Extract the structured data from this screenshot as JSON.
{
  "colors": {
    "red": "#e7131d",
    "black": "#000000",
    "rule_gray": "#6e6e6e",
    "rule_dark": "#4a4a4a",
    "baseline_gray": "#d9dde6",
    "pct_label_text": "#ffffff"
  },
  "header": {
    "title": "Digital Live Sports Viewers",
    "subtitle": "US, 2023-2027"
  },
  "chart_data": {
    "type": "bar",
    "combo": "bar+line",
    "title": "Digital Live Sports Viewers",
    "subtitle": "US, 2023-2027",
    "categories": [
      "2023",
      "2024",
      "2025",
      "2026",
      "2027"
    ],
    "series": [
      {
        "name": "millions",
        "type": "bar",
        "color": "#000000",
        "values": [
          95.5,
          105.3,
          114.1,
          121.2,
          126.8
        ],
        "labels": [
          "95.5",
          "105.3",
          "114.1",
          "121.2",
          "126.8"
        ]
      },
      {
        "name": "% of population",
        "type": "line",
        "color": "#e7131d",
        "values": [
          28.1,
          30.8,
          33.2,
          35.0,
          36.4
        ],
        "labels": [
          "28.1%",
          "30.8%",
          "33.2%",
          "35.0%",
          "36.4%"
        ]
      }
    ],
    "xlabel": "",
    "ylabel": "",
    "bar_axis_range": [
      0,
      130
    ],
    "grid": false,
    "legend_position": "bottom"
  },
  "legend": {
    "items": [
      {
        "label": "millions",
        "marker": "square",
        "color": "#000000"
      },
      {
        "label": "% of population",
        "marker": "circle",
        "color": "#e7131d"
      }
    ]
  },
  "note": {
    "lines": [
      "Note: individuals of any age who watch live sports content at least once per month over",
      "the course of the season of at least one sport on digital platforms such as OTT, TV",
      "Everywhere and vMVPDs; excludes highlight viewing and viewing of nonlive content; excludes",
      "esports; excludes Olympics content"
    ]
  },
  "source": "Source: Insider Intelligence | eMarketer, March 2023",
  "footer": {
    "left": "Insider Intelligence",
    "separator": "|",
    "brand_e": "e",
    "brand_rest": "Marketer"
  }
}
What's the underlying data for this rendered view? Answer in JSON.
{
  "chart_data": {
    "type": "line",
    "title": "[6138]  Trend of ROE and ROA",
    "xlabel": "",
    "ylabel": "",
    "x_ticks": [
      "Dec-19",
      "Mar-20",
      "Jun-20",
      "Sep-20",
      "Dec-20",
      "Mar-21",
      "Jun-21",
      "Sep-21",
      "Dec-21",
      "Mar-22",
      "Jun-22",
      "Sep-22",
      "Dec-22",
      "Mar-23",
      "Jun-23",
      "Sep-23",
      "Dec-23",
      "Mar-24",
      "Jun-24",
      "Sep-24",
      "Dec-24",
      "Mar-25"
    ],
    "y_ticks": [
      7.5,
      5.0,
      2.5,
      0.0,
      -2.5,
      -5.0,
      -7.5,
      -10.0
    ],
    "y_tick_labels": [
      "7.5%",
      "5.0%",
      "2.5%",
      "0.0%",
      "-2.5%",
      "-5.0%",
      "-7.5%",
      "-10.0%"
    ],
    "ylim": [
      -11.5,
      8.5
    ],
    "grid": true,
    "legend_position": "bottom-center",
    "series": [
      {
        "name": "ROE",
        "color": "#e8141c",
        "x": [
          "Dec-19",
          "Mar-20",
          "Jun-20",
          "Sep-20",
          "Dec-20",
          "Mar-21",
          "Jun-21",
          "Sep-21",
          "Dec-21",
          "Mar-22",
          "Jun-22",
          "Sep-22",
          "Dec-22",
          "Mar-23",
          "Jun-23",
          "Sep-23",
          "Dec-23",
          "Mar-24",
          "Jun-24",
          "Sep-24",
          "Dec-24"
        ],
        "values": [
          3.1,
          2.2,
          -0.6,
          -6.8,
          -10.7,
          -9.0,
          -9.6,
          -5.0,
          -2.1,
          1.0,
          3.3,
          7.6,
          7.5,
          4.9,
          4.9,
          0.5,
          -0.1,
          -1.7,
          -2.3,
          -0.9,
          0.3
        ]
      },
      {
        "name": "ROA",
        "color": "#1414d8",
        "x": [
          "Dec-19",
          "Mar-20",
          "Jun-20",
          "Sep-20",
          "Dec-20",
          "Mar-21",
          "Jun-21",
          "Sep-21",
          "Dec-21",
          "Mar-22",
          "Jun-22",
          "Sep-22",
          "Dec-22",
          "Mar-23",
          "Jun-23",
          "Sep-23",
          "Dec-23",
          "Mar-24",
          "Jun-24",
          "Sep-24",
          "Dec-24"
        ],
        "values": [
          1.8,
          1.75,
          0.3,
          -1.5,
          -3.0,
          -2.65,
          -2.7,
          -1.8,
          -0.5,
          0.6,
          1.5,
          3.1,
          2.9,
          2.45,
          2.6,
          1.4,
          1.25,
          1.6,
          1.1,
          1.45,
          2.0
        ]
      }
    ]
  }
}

Problem description ▸
Return all lines with the word "least" in them.

Completed exercise ▸
      "Note: individuals of any age who watch live sports content at least once per month over",
      "the course of the season of at least one sport on digital platforms such as OTT, TV",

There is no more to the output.